SHORT TASK: Copy out the listing that follows, exact in every word, and skip the images.

GIVEN RECORDS:
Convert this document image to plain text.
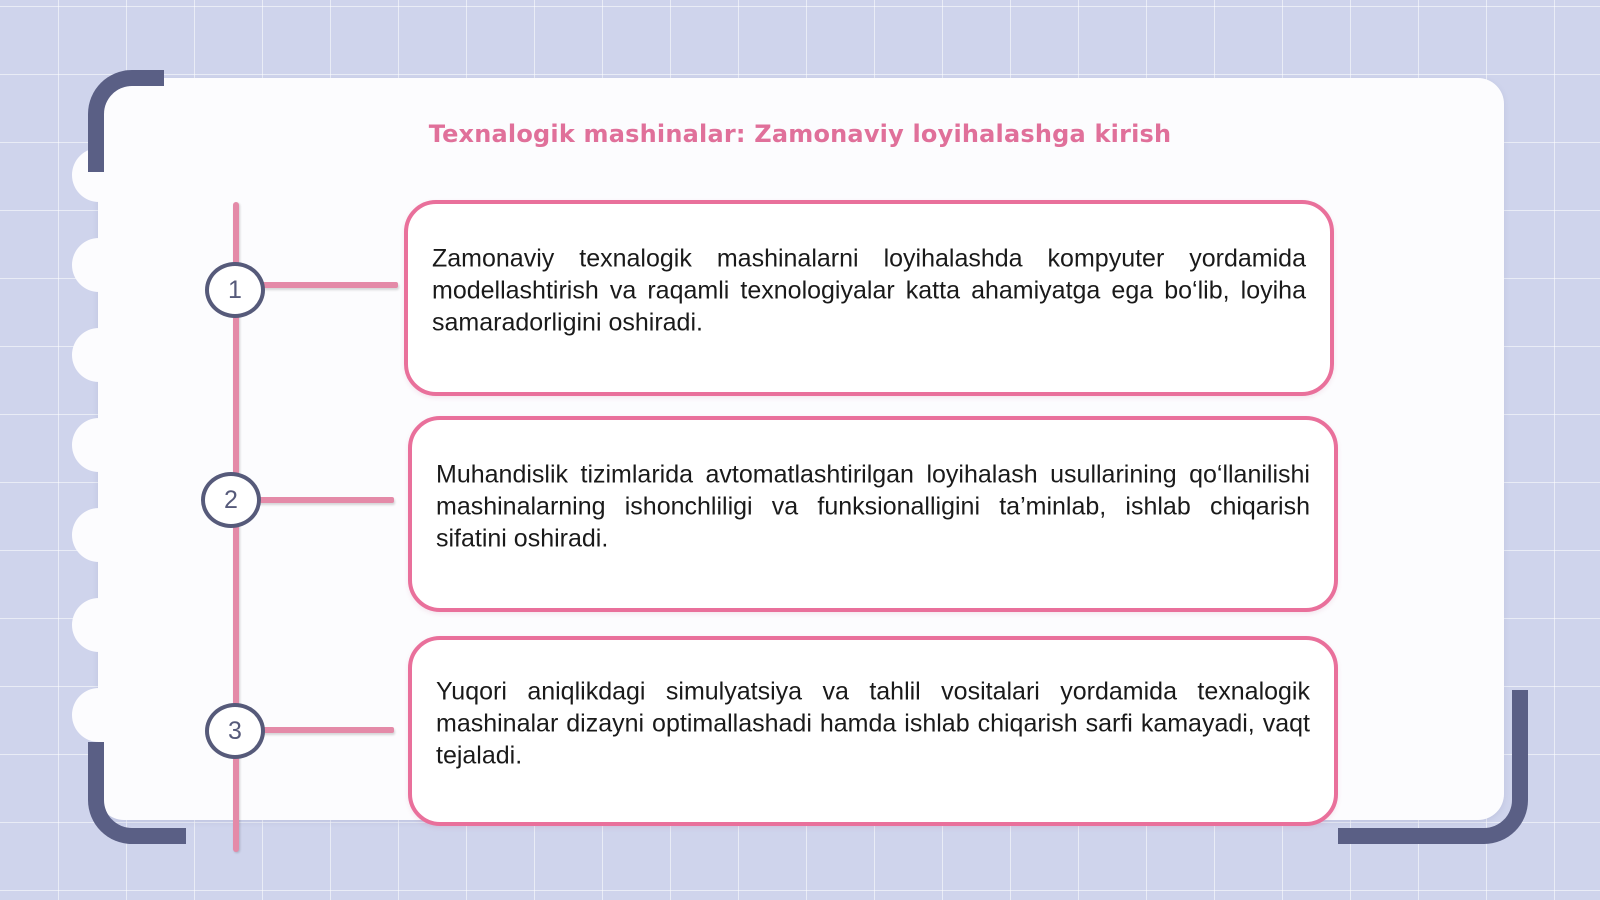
Texnalogik mashinalar: Zamonaviy loyihalashga kirish
1

Zamonaviy texnalogik mashinalarni loyihalashda kompyuter yordamida modellashtirish va raqamli texnologiyalar katta ahamiyatga ega bo‘lib, loyiha samaradorligini oshiradi.

2

Muhandislik tizimlarida avtomatlashtirilgan loyihalash usullarining qo‘llanilishi mashinalarning ishonchliligi va funksionalligini ta’minlab, ishlab chiqarish sifatini oshiradi.

3

Yuqori aniqlikdagi simulyatsiya va tahlil vositalari yordamida texnalogik mashinalar dizayni optimallashadi hamda ishlab chiqarish sarfi kamayadi, vaqt tejaladi.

TASK RESPONSE:
Convert this document image to plain text.
Texnalogik mashinalar: Zamonaviy loyihalashga kirish
1

Zamonaviy texnalogik mashinalarni loyihalashda kompyuter yordamida modellashtirish va raqamli texnologiyalar katta ahamiyatga ega bo‘lib, loyiha samaradorligini oshiradi.

2

Muhandislik tizimlarida avtomatlashtirilgan loyihalash usullarining qo‘llanilishi mashinalarning ishonchliligi va funksionalligini ta’minlab, ishlab chiqarish sifatini oshiradi.

3

Yuqori aniqlikdagi simulyatsiya va tahlil vositalari yordamida texnalogik mashinalar dizayni optimallashadi hamda ishlab chiqarish sarfi kamayadi, vaqt tejaladi.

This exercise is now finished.